Aim of the exercise
Filter for the word "label" and keep each matching line.

::: Data extract :::

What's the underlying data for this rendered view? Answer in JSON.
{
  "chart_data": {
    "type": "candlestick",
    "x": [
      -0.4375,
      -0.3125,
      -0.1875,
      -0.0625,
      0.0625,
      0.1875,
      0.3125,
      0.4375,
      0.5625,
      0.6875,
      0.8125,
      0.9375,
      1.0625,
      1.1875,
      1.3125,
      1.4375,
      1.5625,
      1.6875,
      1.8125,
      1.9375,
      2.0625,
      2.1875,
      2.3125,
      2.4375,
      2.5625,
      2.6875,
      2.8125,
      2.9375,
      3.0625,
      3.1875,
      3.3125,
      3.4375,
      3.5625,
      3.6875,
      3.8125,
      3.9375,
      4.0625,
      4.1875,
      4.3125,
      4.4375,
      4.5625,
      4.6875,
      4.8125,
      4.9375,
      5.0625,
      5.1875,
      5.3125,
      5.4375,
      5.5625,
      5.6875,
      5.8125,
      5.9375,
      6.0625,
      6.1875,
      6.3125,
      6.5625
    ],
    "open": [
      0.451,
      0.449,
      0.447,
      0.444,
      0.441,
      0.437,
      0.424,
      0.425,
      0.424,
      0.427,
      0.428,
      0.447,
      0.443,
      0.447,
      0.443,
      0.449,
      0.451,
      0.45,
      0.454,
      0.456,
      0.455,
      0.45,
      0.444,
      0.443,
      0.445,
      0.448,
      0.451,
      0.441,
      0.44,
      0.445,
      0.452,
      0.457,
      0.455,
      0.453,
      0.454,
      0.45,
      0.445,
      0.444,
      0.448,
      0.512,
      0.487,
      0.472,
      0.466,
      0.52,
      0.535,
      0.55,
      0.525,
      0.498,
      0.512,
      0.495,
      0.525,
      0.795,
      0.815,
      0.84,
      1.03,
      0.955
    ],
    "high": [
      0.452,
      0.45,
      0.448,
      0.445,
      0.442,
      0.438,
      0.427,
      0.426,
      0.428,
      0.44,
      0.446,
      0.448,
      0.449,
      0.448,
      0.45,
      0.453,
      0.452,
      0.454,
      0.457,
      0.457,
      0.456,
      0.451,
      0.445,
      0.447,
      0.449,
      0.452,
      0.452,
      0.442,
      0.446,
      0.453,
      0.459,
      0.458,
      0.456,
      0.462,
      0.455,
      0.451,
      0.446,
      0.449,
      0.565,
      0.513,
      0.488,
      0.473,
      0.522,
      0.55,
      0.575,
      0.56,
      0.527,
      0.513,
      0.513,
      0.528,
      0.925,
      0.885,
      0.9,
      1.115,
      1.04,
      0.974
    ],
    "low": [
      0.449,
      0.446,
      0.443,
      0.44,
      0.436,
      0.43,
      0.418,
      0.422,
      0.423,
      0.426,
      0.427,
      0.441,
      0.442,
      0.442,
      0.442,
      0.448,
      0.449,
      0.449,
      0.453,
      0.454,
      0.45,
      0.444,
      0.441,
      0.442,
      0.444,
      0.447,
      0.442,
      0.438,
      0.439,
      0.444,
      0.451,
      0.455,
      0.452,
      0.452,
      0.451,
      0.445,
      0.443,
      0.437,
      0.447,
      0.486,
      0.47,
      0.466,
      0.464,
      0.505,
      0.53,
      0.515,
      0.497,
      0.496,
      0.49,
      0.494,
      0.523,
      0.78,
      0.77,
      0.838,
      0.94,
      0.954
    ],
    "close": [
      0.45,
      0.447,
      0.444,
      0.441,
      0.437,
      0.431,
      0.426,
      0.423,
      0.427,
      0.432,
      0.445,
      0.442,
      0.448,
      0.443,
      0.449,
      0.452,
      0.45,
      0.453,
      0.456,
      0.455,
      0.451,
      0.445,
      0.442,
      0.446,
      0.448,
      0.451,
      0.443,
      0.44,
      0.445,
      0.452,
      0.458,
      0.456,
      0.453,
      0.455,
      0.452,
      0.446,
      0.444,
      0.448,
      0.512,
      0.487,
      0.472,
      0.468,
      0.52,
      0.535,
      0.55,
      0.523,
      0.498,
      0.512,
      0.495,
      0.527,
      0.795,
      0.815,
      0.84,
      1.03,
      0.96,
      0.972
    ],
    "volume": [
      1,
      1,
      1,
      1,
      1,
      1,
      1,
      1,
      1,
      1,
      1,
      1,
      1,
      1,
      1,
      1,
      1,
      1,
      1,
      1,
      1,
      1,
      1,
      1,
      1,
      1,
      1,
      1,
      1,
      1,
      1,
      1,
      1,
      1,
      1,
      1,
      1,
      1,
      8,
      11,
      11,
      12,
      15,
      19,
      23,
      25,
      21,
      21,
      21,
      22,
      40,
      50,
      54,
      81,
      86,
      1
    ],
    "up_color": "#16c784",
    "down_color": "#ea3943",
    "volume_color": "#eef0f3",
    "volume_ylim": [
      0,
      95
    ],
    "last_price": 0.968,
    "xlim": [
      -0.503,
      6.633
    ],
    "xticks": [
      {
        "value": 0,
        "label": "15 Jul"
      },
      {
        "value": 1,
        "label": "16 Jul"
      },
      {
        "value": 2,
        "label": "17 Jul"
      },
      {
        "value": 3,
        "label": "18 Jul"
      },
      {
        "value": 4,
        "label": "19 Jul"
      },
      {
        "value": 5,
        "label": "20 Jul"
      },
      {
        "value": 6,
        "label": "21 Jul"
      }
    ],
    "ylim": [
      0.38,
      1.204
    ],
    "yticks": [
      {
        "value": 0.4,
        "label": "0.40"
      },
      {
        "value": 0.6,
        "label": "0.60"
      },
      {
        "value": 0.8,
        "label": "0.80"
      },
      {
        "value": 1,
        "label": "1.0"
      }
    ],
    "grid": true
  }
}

:::

Output
        "label": "15 Jul"
        "label": "16 Jul"
        "label": "17 Jul"
        "label": "18 Jul"
        "label": "19 Jul"
        "label": "20 Jul"
        "label": "21 Jul"
        "label": "0.40"
        "label": "0.60"
        "label": "0.80"
        "label": "1.0"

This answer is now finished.